→ GOAL
Copy out the material from the line containing "Patent image size: (720, 1056)." through the line containing "In FIG. 1, the mounting", reproducing each line without change.

→ ITEMS
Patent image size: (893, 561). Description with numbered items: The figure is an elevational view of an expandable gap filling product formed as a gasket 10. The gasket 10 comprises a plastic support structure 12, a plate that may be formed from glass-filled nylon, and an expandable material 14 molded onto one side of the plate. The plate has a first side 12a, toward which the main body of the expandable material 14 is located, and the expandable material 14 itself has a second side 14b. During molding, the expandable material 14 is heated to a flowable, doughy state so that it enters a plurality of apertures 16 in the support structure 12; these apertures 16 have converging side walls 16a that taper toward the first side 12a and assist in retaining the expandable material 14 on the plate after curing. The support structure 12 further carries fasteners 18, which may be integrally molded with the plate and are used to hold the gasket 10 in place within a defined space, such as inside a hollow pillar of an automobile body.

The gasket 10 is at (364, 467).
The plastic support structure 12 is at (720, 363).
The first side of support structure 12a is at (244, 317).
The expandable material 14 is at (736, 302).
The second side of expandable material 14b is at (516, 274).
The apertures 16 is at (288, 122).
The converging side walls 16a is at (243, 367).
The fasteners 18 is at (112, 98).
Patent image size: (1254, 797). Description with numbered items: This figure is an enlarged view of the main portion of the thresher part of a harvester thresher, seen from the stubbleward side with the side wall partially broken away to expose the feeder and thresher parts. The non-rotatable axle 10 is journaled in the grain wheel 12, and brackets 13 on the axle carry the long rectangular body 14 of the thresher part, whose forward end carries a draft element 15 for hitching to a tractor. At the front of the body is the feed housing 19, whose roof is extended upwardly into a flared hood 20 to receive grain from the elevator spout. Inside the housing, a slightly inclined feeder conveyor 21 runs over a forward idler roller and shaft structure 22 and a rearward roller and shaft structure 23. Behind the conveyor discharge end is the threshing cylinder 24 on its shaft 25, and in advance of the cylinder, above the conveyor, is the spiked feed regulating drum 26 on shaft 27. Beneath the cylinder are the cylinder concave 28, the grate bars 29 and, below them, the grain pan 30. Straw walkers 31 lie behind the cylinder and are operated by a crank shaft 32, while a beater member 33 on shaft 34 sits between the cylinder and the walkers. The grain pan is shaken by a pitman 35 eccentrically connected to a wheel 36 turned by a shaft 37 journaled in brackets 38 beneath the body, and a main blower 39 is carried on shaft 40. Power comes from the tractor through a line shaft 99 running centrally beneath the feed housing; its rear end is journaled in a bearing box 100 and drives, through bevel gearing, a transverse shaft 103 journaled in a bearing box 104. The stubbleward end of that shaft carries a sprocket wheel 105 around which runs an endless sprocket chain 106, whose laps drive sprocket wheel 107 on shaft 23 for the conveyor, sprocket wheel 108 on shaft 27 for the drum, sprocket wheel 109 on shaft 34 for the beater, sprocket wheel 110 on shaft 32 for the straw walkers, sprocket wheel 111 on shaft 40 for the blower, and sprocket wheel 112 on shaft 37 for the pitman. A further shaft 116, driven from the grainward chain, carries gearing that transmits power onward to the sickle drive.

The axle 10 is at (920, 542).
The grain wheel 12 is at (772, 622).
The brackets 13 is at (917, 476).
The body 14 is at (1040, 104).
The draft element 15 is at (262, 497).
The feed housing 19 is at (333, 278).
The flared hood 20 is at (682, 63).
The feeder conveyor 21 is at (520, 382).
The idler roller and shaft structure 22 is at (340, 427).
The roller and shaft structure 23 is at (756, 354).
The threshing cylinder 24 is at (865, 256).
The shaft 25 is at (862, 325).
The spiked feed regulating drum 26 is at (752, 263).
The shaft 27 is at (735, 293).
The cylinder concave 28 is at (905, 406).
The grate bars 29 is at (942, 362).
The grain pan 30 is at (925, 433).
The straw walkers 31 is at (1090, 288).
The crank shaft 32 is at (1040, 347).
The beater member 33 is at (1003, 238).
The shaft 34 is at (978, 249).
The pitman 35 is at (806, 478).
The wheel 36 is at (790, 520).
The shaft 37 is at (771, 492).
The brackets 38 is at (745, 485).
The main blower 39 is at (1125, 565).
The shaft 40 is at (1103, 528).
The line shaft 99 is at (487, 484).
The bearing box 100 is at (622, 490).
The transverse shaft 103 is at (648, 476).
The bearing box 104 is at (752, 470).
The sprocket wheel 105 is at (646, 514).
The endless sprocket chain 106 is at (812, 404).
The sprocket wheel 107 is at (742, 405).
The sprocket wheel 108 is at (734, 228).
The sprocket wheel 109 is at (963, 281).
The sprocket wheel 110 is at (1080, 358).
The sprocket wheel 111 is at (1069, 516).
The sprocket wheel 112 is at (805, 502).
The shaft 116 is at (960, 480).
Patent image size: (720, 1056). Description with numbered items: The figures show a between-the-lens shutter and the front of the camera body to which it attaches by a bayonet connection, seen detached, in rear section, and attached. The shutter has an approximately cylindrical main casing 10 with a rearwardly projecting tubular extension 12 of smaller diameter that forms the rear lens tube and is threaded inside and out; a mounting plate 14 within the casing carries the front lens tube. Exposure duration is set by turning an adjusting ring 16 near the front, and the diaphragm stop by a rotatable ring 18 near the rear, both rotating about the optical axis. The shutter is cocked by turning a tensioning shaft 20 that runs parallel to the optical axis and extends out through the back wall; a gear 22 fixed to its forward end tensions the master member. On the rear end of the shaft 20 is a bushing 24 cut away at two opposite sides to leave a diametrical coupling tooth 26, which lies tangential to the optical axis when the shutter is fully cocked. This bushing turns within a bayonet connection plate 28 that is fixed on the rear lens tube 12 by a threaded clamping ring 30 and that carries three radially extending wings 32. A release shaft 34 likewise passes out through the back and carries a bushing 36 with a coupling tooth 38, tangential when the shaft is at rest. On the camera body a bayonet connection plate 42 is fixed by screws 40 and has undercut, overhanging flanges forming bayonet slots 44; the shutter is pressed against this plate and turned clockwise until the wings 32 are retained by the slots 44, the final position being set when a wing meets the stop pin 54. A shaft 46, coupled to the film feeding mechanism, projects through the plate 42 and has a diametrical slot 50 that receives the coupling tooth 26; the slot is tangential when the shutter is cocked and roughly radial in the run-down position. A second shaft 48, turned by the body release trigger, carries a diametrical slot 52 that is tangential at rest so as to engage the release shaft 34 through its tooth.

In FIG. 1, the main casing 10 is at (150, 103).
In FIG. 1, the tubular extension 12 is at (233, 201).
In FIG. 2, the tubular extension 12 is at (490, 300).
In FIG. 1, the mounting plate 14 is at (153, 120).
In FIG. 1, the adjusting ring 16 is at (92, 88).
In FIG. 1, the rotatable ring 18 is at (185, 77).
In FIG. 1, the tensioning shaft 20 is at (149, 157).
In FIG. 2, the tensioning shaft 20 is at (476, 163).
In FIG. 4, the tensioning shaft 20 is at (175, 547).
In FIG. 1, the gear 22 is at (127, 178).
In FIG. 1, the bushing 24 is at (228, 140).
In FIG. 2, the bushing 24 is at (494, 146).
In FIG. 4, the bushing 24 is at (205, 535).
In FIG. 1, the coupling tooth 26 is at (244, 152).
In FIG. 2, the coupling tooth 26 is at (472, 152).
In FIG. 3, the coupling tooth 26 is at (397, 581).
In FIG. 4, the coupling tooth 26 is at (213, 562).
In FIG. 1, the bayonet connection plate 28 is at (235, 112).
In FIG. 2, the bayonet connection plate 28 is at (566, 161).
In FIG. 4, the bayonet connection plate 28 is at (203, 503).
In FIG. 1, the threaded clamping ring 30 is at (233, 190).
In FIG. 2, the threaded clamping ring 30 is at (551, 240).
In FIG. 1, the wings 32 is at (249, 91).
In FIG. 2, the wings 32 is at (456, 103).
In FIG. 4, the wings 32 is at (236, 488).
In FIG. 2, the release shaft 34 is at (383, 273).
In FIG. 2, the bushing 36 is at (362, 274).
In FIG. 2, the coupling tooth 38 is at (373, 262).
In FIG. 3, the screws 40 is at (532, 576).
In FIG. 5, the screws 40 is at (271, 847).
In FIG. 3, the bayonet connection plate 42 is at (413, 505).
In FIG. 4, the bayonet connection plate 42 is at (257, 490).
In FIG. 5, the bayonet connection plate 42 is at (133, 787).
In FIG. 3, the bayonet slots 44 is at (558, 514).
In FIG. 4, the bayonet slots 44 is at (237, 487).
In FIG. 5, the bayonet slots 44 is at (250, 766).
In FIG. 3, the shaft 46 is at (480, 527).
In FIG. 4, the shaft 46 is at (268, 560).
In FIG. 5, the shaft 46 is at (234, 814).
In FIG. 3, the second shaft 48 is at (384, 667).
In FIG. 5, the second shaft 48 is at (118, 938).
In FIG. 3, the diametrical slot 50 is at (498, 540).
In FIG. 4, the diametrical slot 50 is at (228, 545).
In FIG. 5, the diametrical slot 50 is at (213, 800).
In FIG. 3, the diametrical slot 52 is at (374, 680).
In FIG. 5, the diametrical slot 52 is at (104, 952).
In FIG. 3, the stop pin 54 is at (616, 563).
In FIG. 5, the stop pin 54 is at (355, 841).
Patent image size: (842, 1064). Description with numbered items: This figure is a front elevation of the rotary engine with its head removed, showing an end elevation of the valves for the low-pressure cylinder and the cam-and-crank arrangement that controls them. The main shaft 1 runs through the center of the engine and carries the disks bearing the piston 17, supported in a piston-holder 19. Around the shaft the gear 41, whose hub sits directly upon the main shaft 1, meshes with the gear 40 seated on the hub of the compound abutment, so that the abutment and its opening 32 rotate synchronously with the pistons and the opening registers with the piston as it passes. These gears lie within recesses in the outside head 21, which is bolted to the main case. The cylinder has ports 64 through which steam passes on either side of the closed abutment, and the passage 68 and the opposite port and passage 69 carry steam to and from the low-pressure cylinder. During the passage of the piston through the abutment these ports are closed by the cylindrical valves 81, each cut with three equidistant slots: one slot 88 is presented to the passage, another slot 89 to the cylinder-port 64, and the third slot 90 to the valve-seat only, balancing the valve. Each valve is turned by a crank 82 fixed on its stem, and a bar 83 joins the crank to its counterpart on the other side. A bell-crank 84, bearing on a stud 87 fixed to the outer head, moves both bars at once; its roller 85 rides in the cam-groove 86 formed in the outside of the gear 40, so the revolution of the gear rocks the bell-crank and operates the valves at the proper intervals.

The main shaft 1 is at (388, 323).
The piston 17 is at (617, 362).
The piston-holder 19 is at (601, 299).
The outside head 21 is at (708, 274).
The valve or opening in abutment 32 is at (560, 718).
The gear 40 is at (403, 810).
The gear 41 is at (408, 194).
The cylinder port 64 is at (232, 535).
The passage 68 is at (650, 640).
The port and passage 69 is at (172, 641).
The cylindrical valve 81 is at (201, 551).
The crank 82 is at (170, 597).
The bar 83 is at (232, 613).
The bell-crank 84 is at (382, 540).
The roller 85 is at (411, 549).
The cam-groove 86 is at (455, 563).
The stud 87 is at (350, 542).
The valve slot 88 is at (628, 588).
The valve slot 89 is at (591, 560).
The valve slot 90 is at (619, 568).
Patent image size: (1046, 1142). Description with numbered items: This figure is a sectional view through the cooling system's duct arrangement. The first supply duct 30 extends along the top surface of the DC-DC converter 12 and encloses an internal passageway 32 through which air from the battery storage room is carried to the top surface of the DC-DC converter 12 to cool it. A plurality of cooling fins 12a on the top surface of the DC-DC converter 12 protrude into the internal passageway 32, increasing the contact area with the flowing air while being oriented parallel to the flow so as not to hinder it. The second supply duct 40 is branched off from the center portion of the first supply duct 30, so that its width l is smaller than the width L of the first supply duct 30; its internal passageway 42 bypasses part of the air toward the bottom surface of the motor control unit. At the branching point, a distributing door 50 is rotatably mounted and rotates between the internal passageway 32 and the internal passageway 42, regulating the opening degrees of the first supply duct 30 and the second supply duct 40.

→ SOLVED PROBLEM
Patent image size: (720, 1056). Description with numbered items: The figures show a between-the-lens shutter and the front of the camera body to which it attaches by a bayonet connection, seen detached, in rear section, and attached. The shutter has an approximately cylindrical main casing 10 with a rearwardly projecting tubular extension 12 of smaller diameter that forms the rear lens tube and is threaded inside and out; a mounting plate 14 within the casing carries the front lens tube. Exposure duration is set by turning an adjusting ring 16 near the front, and the diaphragm stop by a rotatable ring 18 near the rear, both rotating about the optical axis. The shutter is cocked by turning a tensioning shaft 20 that runs parallel to the optical axis and extends out through the back wall; a gear 22 fixed to its forward end tensions the master member. On the rear end of the shaft 20 is a bushing 24 cut away at two opposite sides to leave a diametrical coupling tooth 26, which lies tangential to the optical axis when the shutter is fully cocked. This bushing turns within a bayonet connection plate 28 that is fixed on the rear lens tube 12 by a threaded clamping ring 30 and that carries three radially extending wings 32. A release shaft 34 likewise passes out through the back and carries a bushing 36 with a coupling tooth 38, tangential when the shaft is at rest. On the camera body a bayonet connection plate 42 is fixed by screws 40 and has undercut, overhanging flanges forming bayonet slots 44; the shutter is pressed against this plate and turned clockwise until the wings 32 are retained by the slots 44, the final position being set when a wing meets the stop pin 54. A shaft 46, coupled to the film feeding mechanism, projects through the plate 42 and has a diametrical slot 50 that receives the coupling tooth 26; the slot is tangential when the shutter is cocked and roughly radial in the run-down position. A second shaft 48, turned by the body release trigger, carries a diametrical slot 52 that is tangential at rest so as to engage the release shaft 34 through its tooth.

In FIG. 1, the main casing 10 is at (150, 103).
In FIG. 1, the tubular extension 12 is at (233, 201).
In FIG. 2, the tubular extension 12 is at (490, 300).
In FIG. 1, the mounting plate 14 is at (153, 120).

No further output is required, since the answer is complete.